▶ _Objectives_
a: In the Django middleware text, where should a configuration setting that is read from the database be loaded so that the database is not called on every request?
b: Reproduce word for word the portion of the Django middleware text that begins with the words containing "Then sm() will" and ends with "reverse order they are listed.".
c: List every Python special method that the Django middleware text mentions by name.
--- Page extract ---
Actually, a list of middleware called … MIDDLEWARE is defined by default in the settings.py of all new Django projects; these are used to add various capabilities that are universally needed, for example session support, various security enablers, django message support and others. You can easily attach your own middleware to that list to add extra functionality. Notice that the order of the middleware in the MIDDLEWARE list actually matters. Middleware later in the list will be executed after the ones previous in the list; we’ll see some consequences of this later.

Now the time has come to take a quick look at how to implement a middleware, taken from the Django docs:

class SimpleMiddleware:
    def __init__(self, get_response):
        self.get_response = get_response
        # One-time configuration and initialization.

    def __call__(self, request):
        # Code to be executed for each request before
        # the view (and later middleware) are called.

        response = self.get_response(request)

        # Code to be executed for each request/response after
        # the view is called.

        return response

Actually you can implement the middleware as a nested function however I prefer the classy version. The comments should be really enlightening: When your project is started the constructor (__init__) will be called once, for example if you want to read a configuration setting from the database then you should do it in the __init__ to avoid calling the database everytime your middleware is executed (i.e for every request). The __call__ is a special method that gets translated to calling this class instance as a function, i.e if you do something like:

sm = SimpleMiddleware()
sm()

Then sm() will execute the __call__; there are various similar python special methods, for example __len__, __eq__ etc

Now, as you can see the __call__ special method has four parts:

  • Code that is executed before the self.get_response() method is called; here you should modify the request object. Middleware will reach this point in the order they are listed.
  • The actual call to self.get_response()
  • Code that is executed after the self.get_response() method is called; here you should modify the response object. Middleware will reach this point in the reverse order they are listed.
--- Stored data ---
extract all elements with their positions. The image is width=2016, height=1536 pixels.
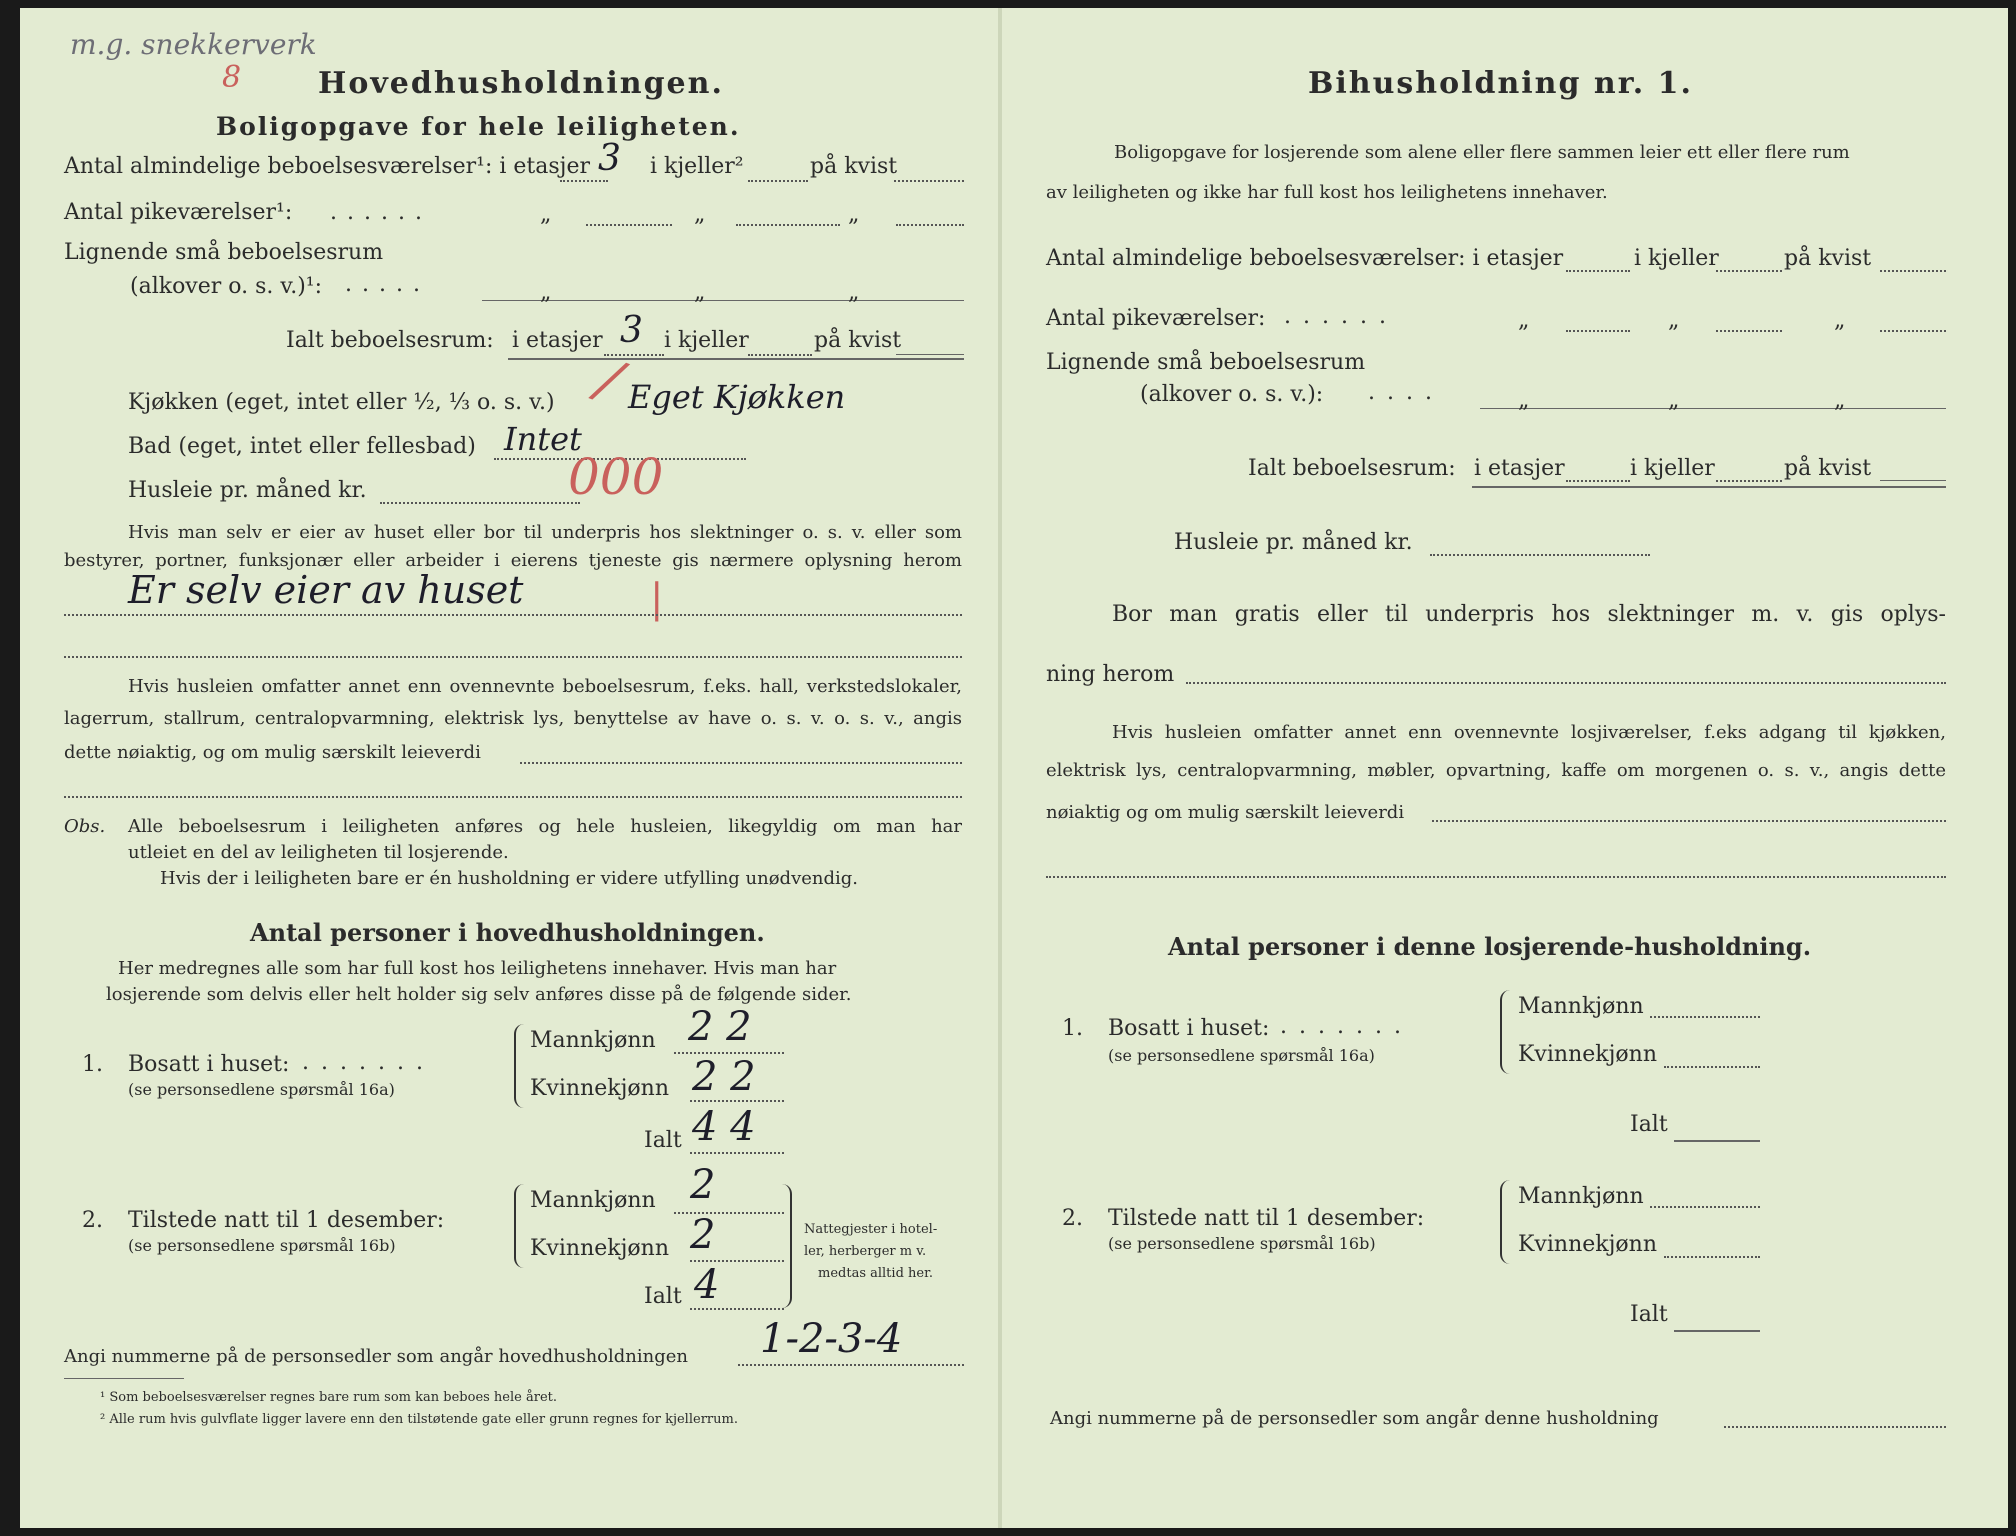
---
▶ _Results by task_
a: In the constructor (__init__), which is called once when the project starts.

b:
Then sm() will execute the __call__; there are various similar python special methods, for example __len__, __eq__ etc

Now, as you can see the __call__ special method has four parts:

  • Code that is executed before the self.get_response() method is called; here you should modify the request object. Middleware will reach this point in the order they are listed.
  • The actual call to self.get_response()
  • Code that is executed after the self.get_response() method is called; here you should modify the response object. Middleware will reach this point in the reverse order they are listed.

c: __init__, __call__, __len__, __eq__